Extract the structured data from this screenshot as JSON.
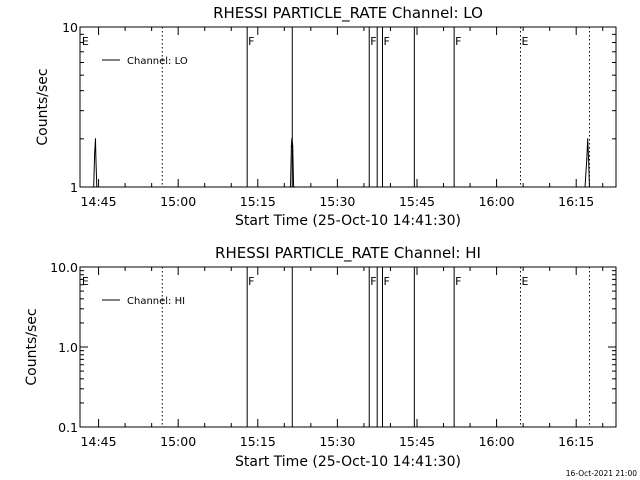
{
  "footer": {
    "timestamp": "16-Oct-2021 21:00"
  },
  "chart_data": [
    {
      "type": "line",
      "title": "RHESSI PARTICLE_RATE Channel: LO",
      "xlabel": "Start Time (25-Oct-10 14:41:30)",
      "ylabel": "Counts/sec",
      "yscale": "log",
      "xlim": [
        "14:41:30",
        "16:22:30"
      ],
      "ylim": [
        1,
        10
      ],
      "x_ticks": [
        "14:45",
        "15:00",
        "15:15",
        "15:30",
        "15:45",
        "16:00",
        "16:15"
      ],
      "y_ticks": [
        "1",
        "10"
      ],
      "legend": {
        "label": "Channel: LO",
        "position": "top-left"
      },
      "series": [
        {
          "name": "Channel: LO",
          "x": [
            "14:43:40",
            "14:44:05",
            "14:44:15",
            "14:44:25",
            "14:44:30",
            "14:44:40",
            "15:21:00",
            "15:21:10",
            "15:21:20",
            "15:21:25",
            "15:21:35",
            "15:21:45",
            "15:21:55",
            "16:16:40",
            "16:17:00",
            "16:17:10",
            "16:17:20",
            "16:17:30"
          ],
          "values": [
            1,
            1,
            1.6,
            2,
            1.5,
            1,
            1,
            1,
            1.8,
            2,
            1.8,
            1,
            1,
            1,
            1.5,
            2,
            1.5,
            1
          ]
        }
      ],
      "markers": [
        {
          "time": "14:41:40",
          "label": "E",
          "style": "none"
        },
        {
          "time": "14:57:00",
          "label": "",
          "style": "dotted"
        },
        {
          "time": "15:13:00",
          "label": "F",
          "style": "solid"
        },
        {
          "time": "15:21:30",
          "label": "",
          "style": "solid"
        },
        {
          "time": "15:36:00",
          "label": "F",
          "style": "solid"
        },
        {
          "time": "15:37:30",
          "label": "",
          "style": "solid"
        },
        {
          "time": "15:38:30",
          "label": "F",
          "style": "solid"
        },
        {
          "time": "15:44:30",
          "label": "",
          "style": "solid"
        },
        {
          "time": "15:52:00",
          "label": "F",
          "style": "solid"
        },
        {
          "time": "16:04:30",
          "label": "E",
          "style": "dotted"
        },
        {
          "time": "16:17:30",
          "label": "",
          "style": "dotted"
        }
      ]
    },
    {
      "type": "line",
      "title": "RHESSI PARTICLE_RATE Channel: HI",
      "xlabel": "Start Time (25-Oct-10 14:41:30)",
      "ylabel": "Counts/sec",
      "yscale": "log",
      "xlim": [
        "14:41:30",
        "16:22:30"
      ],
      "ylim": [
        0.1,
        10
      ],
      "x_ticks": [
        "14:45",
        "15:00",
        "15:15",
        "15:30",
        "15:45",
        "16:00",
        "16:15"
      ],
      "y_ticks": [
        "0.1",
        "1.0",
        "10.0"
      ],
      "legend": {
        "label": "Channel: HI",
        "position": "top-left"
      },
      "series": [
        {
          "name": "Channel: HI",
          "x": [],
          "values": []
        }
      ],
      "markers": [
        {
          "time": "14:41:40",
          "label": "E",
          "style": "none"
        },
        {
          "time": "14:57:00",
          "label": "",
          "style": "dotted"
        },
        {
          "time": "15:13:00",
          "label": "F",
          "style": "solid"
        },
        {
          "time": "15:21:30",
          "label": "",
          "style": "solid"
        },
        {
          "time": "15:36:00",
          "label": "F",
          "style": "solid"
        },
        {
          "time": "15:37:30",
          "label": "",
          "style": "solid"
        },
        {
          "time": "15:38:30",
          "label": "F",
          "style": "solid"
        },
        {
          "time": "15:44:30",
          "label": "",
          "style": "solid"
        },
        {
          "time": "15:52:00",
          "label": "F",
          "style": "solid"
        },
        {
          "time": "16:04:30",
          "label": "E",
          "style": "dotted"
        },
        {
          "time": "16:17:30",
          "label": "",
          "style": "dotted"
        }
      ]
    }
  ]
}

════════════════════

▶ [Problem description] Copy each line of the entries that includes the word "title".

▶ [Reply]
      "title": "RHESSI PARTICLE_RATE Channel: LO",
      "title": "RHESSI PARTICLE_RATE Channel: HI",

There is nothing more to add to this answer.